■ **Given data**:
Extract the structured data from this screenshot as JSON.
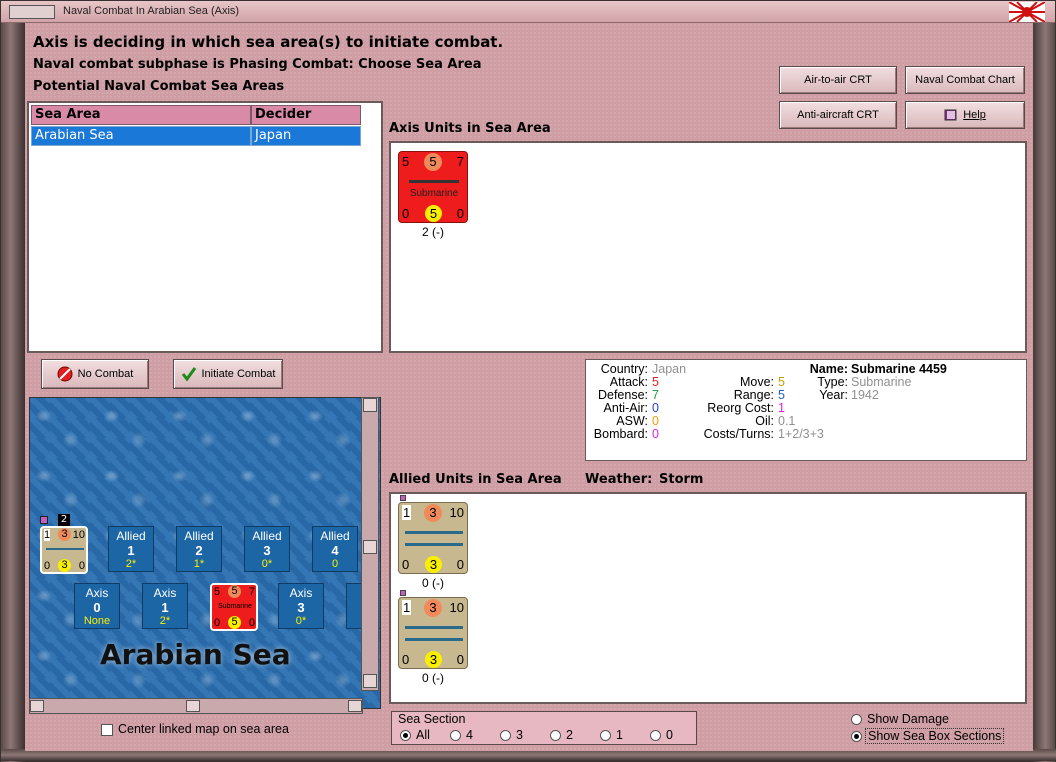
{
  "window": {
    "title": "Naval Combat In Arabian Sea (Axis)"
  },
  "status": {
    "line1": "Axis is deciding in which sea area(s) to initiate combat.",
    "line2": "Naval combat subphase is Phasing Combat: Choose Sea Area",
    "line3": "Potential Naval Combat Sea Areas"
  },
  "buttons": {
    "air_to_air": "Air-to-air CRT",
    "naval_chart": "Naval Combat Chart",
    "anti_aircraft": "Anti-aircraft CRT",
    "help": "Help",
    "no_combat": "No Combat",
    "initiate": "Initiate Combat"
  },
  "table": {
    "headers": [
      "Sea Area",
      "Decider"
    ],
    "rows": [
      [
        "Arabian Sea",
        "Japan"
      ]
    ]
  },
  "axis_section": {
    "label": "Axis Units in Sea Area"
  },
  "axis_unit": {
    "top": [
      "5",
      "5",
      "7"
    ],
    "name": "Submarine",
    "bottom": [
      "0",
      "5",
      "0"
    ],
    "caption": "2 (-)"
  },
  "allied_section": {
    "label": "Allied Units in Sea Area",
    "weather_label": "Weather:",
    "weather_value": "Storm"
  },
  "allied_units": [
    {
      "top": [
        "1",
        "3",
        "10"
      ],
      "bottom": [
        "0",
        "3",
        "0"
      ],
      "caption": "0 (-)"
    },
    {
      "top": [
        "1",
        "3",
        "10"
      ],
      "bottom": [
        "0",
        "3",
        "0"
      ],
      "caption": "0 (-)"
    }
  ],
  "info": {
    "country_label": "Country:",
    "country": "Japan",
    "attack_label": "Attack:",
    "attack": "5",
    "defense_label": "Defense:",
    "defense": "7",
    "antiair_label": "Anti-Air:",
    "antiair": "0",
    "asw_label": "ASW:",
    "asw": "0",
    "bombard_label": "Bombard:",
    "bombard": "0",
    "move_label": "Move:",
    "move": "5",
    "range_label": "Range:",
    "range": "5",
    "reorg_label": "Reorg Cost:",
    "reorg": "1",
    "oil_label": "Oil:",
    "oil": "0.1",
    "costs_label": "Costs/Turns:",
    "costs": "1+2/3+3",
    "name_label": "Name:",
    "name": "Submarine 4459",
    "type_label": "Type:",
    "type": "Submarine",
    "year_label": "Year:",
    "year": "1942",
    "colors": {
      "attack": "#e02020",
      "defense": "#20a040",
      "antiair": "#2040e0",
      "asw": "#f0a000",
      "bombard": "#e020e0",
      "move": "#c0a000",
      "range": "#2060c0",
      "reorg": "#e020e0",
      "gray": "#909090"
    }
  },
  "map": {
    "name": "Arabian Sea",
    "stack_count": "2",
    "mini_counter": {
      "top": [
        "1",
        "3",
        "10"
      ],
      "bottom": [
        "0",
        "3",
        "0"
      ]
    },
    "mini_sub": {
      "top": [
        "5",
        "5",
        "7"
      ],
      "name": "Submarine",
      "bottom": [
        "0",
        "5",
        "0"
      ]
    },
    "allied_boxes": [
      {
        "name": "Allied",
        "num": "1",
        "sub": "2*"
      },
      {
        "name": "Allied",
        "num": "2",
        "sub": "1*"
      },
      {
        "name": "Allied",
        "num": "3",
        "sub": "0*"
      },
      {
        "name": "Allied",
        "num": "4",
        "sub": "0"
      }
    ],
    "axis_boxes": [
      {
        "name": "Axis",
        "num": "0",
        "sub": "None"
      },
      {
        "name": "Axis",
        "num": "1",
        "sub": "2*"
      },
      {
        "name": "Axis",
        "num": "3",
        "sub": "0*"
      },
      {
        "name": "A",
        "num": "",
        "sub": ""
      }
    ]
  },
  "center_map_label": "Center linked map on sea area",
  "sea_section": {
    "label": "Sea Section",
    "options": [
      "All",
      "4",
      "3",
      "2",
      "1",
      "0"
    ],
    "selected": "All"
  },
  "display": {
    "show_damage": "Show Damage",
    "show_boxes": "Show Sea Box Sections"
  }
}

■ **Given instruction**: Restate the listing above word for word, and skip the pictures.

■ **Exercise response**:
Extract the structured data from this screenshot as JSON.
{
  "window": {
    "title": "Naval Combat In Arabian Sea (Axis)"
  },
  "status": {
    "line1": "Axis is deciding in which sea area(s) to initiate combat.",
    "line2": "Naval combat subphase is Phasing Combat: Choose Sea Area",
    "line3": "Potential Naval Combat Sea Areas"
  },
  "buttons": {
    "air_to_air": "Air-to-air CRT",
    "naval_chart": "Naval Combat Chart",
    "anti_aircraft": "Anti-aircraft CRT",
    "help": "Help",
    "no_combat": "No Combat",
    "initiate": "Initiate Combat"
  },
  "table": {
    "headers": [
      "Sea Area",
      "Decider"
    ],
    "rows": [
      [
        "Arabian Sea",
        "Japan"
      ]
    ]
  },
  "axis_section": {
    "label": "Axis Units in Sea Area"
  },
  "axis_unit": {
    "top": [
      "5",
      "5",
      "7"
    ],
    "name": "Submarine",
    "bottom": [
      "0",
      "5",
      "0"
    ],
    "caption": "2 (-)"
  },
  "allied_section": {
    "label": "Allied Units in Sea Area",
    "weather_label": "Weather:",
    "weather_value": "Storm"
  },
  "allied_units": [
    {
      "top": [
        "1",
        "3",
        "10"
      ],
      "bottom": [
        "0",
        "3",
        "0"
      ],
      "caption": "0 (-)"
    },
    {
      "top": [
        "1",
        "3",
        "10"
      ],
      "bottom": [
        "0",
        "3",
        "0"
      ],
      "caption": "0 (-)"
    }
  ],
  "info": {
    "country_label": "Country:",
    "country": "Japan",
    "attack_label": "Attack:",
    "attack": "5",
    "defense_label": "Defense:",
    "defense": "7",
    "antiair_label": "Anti-Air:",
    "antiair": "0",
    "asw_label": "ASW:",
    "asw": "0",
    "bombard_label": "Bombard:",
    "bombard": "0",
    "move_label": "Move:",
    "move": "5",
    "range_label": "Range:",
    "range": "5",
    "reorg_label": "Reorg Cost:",
    "reorg": "1",
    "oil_label": "Oil:",
    "oil": "0.1",
    "costs_label": "Costs/Turns:",
    "costs": "1+2/3+3",
    "name_label": "Name:",
    "name": "Submarine 4459",
    "type_label": "Type:",
    "type": "Submarine",
    "year_label": "Year:",
    "year": "1942",
    "colors": {
      "attack": "#e02020",
      "defense": "#20a040",
      "antiair": "#2040e0",
      "asw": "#f0a000",
      "bombard": "#e020e0",
      "move": "#c0a000",
      "range": "#2060c0",
      "reorg": "#e020e0",
      "gray": "#909090"
    }
  },
  "map": {
    "name": "Arabian Sea",
    "stack_count": "2",
    "mini_counter": {
      "top": [
        "1",
        "3",
        "10"
      ],
      "bottom": [
        "0",
        "3",
        "0"
      ]
    },
    "mini_sub": {
      "top": [
        "5",
        "5",
        "7"
      ],
      "name": "Submarine",
      "bottom": [
        "0",
        "5",
        "0"
      ]
    },
    "allied_boxes": [
      {
        "name": "Allied",
        "num": "1",
        "sub": "2*"
      },
      {
        "name": "Allied",
        "num": "2",
        "sub": "1*"
      },
      {
        "name": "Allied",
        "num": "3",
        "sub": "0*"
      },
      {
        "name": "Allied",
        "num": "4",
        "sub": "0"
      }
    ],
    "axis_boxes": [
      {
        "name": "Axis",
        "num": "0",
        "sub": "None"
      },
      {
        "name": "Axis",
        "num": "1",
        "sub": "2*"
      },
      {
        "name": "Axis",
        "num": "3",
        "sub": "0*"
      },
      {
        "name": "A",
        "num": "",
        "sub": ""
      }
    ]
  },
  "center_map_label": "Center linked map on sea area",
  "sea_section": {
    "label": "Sea Section",
    "options": [
      "All",
      "4",
      "3",
      "2",
      "1",
      "0"
    ],
    "selected": "All"
  },
  "display": {
    "show_damage": "Show Damage",
    "show_boxes": "Show Sea Box Sections"
  }
}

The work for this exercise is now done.